Extracted data entries:
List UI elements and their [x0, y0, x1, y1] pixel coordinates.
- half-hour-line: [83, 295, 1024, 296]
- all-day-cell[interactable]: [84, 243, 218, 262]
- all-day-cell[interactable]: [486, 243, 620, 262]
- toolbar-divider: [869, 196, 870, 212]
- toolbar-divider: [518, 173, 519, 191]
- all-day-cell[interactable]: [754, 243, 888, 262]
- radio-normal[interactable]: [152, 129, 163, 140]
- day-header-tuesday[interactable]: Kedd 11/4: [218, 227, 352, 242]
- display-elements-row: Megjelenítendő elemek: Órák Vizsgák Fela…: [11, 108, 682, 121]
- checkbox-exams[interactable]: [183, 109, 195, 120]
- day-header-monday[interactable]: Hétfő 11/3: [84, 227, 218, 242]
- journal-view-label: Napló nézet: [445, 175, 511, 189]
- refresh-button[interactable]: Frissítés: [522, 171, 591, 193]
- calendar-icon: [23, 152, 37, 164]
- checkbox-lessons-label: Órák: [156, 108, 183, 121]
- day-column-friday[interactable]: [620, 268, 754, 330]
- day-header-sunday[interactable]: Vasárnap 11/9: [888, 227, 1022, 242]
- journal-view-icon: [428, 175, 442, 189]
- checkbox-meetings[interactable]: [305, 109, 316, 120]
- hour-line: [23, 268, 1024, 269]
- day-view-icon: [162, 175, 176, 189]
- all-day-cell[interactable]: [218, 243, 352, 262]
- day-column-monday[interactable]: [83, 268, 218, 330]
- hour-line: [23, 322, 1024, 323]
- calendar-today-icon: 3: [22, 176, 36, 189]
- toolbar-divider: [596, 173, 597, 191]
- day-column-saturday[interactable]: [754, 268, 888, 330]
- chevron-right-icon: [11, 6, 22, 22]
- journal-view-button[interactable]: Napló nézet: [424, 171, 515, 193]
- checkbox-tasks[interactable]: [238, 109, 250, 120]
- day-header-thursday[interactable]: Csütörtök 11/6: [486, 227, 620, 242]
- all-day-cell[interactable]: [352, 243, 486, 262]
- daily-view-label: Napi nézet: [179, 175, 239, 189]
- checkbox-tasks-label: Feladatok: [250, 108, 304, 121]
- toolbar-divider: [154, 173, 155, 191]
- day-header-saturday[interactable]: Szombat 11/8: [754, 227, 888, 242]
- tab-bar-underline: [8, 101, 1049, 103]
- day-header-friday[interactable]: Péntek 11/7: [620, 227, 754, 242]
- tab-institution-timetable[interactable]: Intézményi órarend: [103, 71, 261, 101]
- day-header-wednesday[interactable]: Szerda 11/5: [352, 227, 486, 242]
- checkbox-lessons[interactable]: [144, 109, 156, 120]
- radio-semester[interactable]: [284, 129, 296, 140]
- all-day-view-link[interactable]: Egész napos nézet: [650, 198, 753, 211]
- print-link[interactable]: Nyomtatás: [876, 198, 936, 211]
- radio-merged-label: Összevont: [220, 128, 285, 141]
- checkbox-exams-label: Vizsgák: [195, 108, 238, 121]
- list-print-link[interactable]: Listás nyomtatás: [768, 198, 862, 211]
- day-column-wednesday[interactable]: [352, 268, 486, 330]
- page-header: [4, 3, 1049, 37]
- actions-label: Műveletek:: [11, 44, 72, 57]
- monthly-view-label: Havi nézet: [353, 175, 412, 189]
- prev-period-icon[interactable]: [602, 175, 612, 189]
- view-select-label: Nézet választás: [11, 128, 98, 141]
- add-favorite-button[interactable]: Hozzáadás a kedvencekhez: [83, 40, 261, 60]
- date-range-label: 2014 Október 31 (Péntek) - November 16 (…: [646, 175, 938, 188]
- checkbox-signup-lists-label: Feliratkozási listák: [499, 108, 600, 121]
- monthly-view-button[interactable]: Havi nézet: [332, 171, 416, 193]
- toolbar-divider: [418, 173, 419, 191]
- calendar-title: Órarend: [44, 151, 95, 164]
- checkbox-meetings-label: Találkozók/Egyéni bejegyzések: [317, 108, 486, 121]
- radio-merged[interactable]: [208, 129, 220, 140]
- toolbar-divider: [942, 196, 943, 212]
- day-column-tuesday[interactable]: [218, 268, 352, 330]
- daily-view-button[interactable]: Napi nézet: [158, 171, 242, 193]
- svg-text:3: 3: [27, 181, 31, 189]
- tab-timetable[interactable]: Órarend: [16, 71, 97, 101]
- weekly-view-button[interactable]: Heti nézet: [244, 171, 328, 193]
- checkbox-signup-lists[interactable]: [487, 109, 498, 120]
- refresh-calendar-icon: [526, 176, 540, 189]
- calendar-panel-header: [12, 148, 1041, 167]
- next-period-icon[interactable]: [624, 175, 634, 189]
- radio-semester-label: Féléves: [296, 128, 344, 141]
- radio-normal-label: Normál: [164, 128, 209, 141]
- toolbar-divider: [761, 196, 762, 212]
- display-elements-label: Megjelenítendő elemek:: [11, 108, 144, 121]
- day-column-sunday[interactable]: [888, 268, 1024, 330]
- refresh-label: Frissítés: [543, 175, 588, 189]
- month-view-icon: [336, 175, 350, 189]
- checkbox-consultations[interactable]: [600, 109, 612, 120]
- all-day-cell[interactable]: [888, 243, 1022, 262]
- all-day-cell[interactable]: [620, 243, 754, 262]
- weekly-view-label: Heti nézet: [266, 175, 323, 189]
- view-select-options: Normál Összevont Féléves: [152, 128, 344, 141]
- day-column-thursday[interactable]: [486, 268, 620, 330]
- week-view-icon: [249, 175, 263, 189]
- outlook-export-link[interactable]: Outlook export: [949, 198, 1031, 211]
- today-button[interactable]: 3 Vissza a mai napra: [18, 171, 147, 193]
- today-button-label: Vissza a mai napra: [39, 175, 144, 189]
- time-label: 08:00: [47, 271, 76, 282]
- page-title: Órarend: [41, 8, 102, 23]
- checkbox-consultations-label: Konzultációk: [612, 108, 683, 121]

Set exercise: Pull out the lines of the records starting at the very first line and ending at the line that contains "- radio-normal[interactable]: [152, 129, 163, 140]", both included, and reproduce them without any change.

Finished answer:
List UI elements and their [x0, y0, x1, y1] pixel coordinates.
- half-hour-line: [83, 295, 1024, 296]
- all-day-cell[interactable]: [84, 243, 218, 262]
- all-day-cell[interactable]: [486, 243, 620, 262]
- toolbar-divider: [869, 196, 870, 212]
- toolbar-divider: [518, 173, 519, 191]
- all-day-cell[interactable]: [754, 243, 888, 262]
- radio-normal[interactable]: [152, 129, 163, 140]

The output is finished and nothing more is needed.